* Assignment *
Print every entry exactly once more, omitting each picture.

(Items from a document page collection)

──────

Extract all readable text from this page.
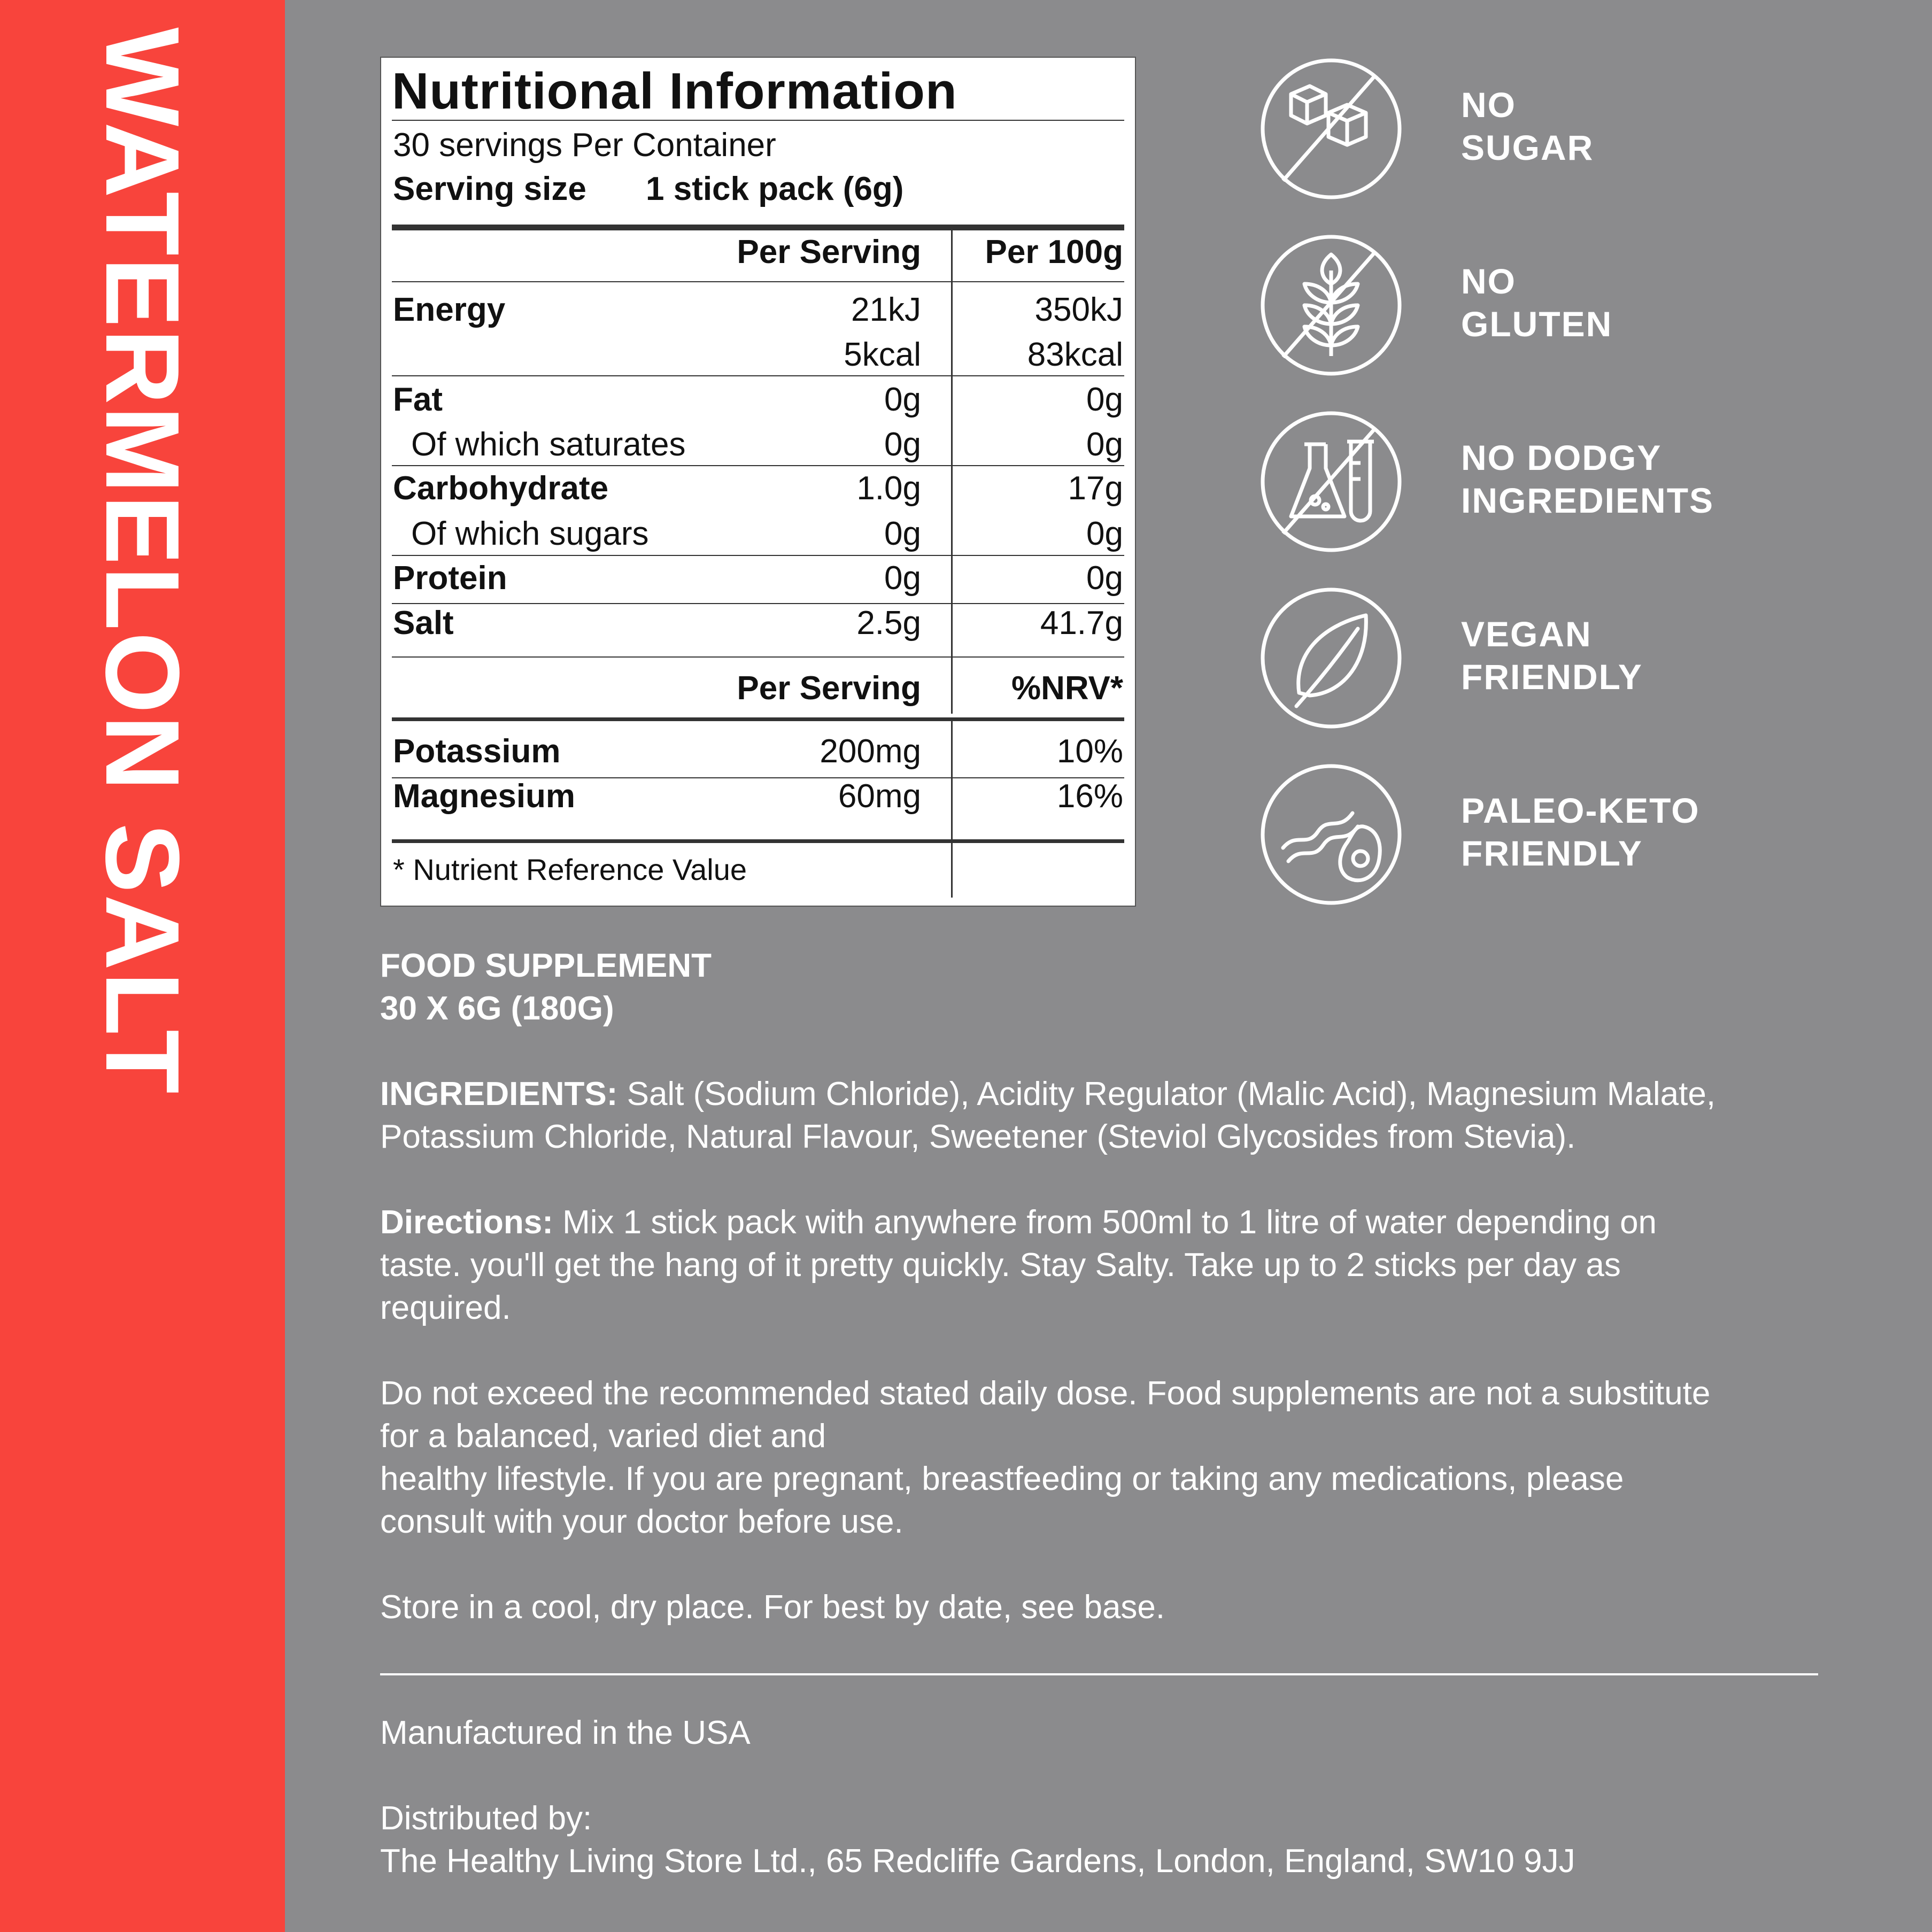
WATERMELON SALT	Nutritional Information
30 servings Per Container
Serving size 1 stick pack (6g)
Per Serving Per 100g
Energy	21kJ	350kJ
5kcal	83kcal
Fat	0g	0g
Of which saturates	0g	0g
Carbohydrate	1.0g	17g
Of which sugars	0g	0g
Protein	0g	0g
Salt	2.5g	41.7g
Per Serving	%NRV*
Potassium	200mg	10%
Magnesium	60mg	16%
* Nutrient Reference Value
NO
SUGAR
NO
GLUTEN
NO DODGY
INGREDIENTS
VEGAN
FRIENDLY
PALEO-KETO
FRIENDLY
FOOD SUPPLEMENT
30 X 6G (180G)
INGREDIENTS: Salt (Sodium Chloride), Acidity Regulator (Malic Acid), Magnesium Malate,
Potassium Chloride, Natural Flavour, Sweetener (Steviol Glycosides from Stevia).
Directions: Mix 1 stick pack with anywhere from 500ml to 1 litre of water depending on
taste. you'll get the hang of it pretty quickly. Stay Salty. Take up to 2 sticks per day as
required.
Do not exceed the recommended stated daily dose. Food supplements are not a substitute
for a balanced, varied diet and
healthy lifestyle. If you are pregnant, breastfeeding or taking any medications, please
consult with your doctor before use.
Store in a cool, dry place. For best by date, see base.
Manufactured in the USA
Distributed by:
The Healthy Living Store Ltd., 65 Redcliffe Gardens, London, England, SW10 9JJ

──────

* Answer to the exercise *
Extract all readable text from this page.
WATERMELON SALT	Nutritional Information
30 servings Per Container
Serving size 1 stick pack (6g)
Per Serving Per 100g
Energy	21kJ	350kJ
5kcal	83kcal
Fat	0g	0g
Of which saturates	0g	0g
Carbohydrate	1.0g	17g
Of which sugars	0g	0g
Protein	0g	0g
Salt	2.5g	41.7g
Per Serving	%NRV*
Potassium	200mg	10%
Magnesium	60mg	16%
* Nutrient Reference Value
NO
SUGAR
NO
GLUTEN
NO DODGY
INGREDIENTS
VEGAN
FRIENDLY
PALEO-KETO
FRIENDLY
FOOD SUPPLEMENT
30 X 6G (180G)
INGREDIENTS: Salt (Sodium Chloride), Acidity Regulator (Malic Acid), Magnesium Malate,
Potassium Chloride, Natural Flavour, Sweetener (Steviol Glycosides from Stevia).
Directions: Mix 1 stick pack with anywhere from 500ml to 1 litre of water depending on
taste. you'll get the hang of it pretty quickly. Stay Salty. Take up to 2 sticks per day as
required.
Do not exceed the recommended stated daily dose. Food supplements are not a substitute
for a balanced, varied diet and
healthy lifestyle. If you are pregnant, breastfeeding or taking any medications, please
consult with your doctor before use.
Store in a cool, dry place. For best by date, see base.
Manufactured in the USA
Distributed by:
The Healthy Living Store Ltd., 65 Redcliffe Gardens, London, England, SW10 9JJ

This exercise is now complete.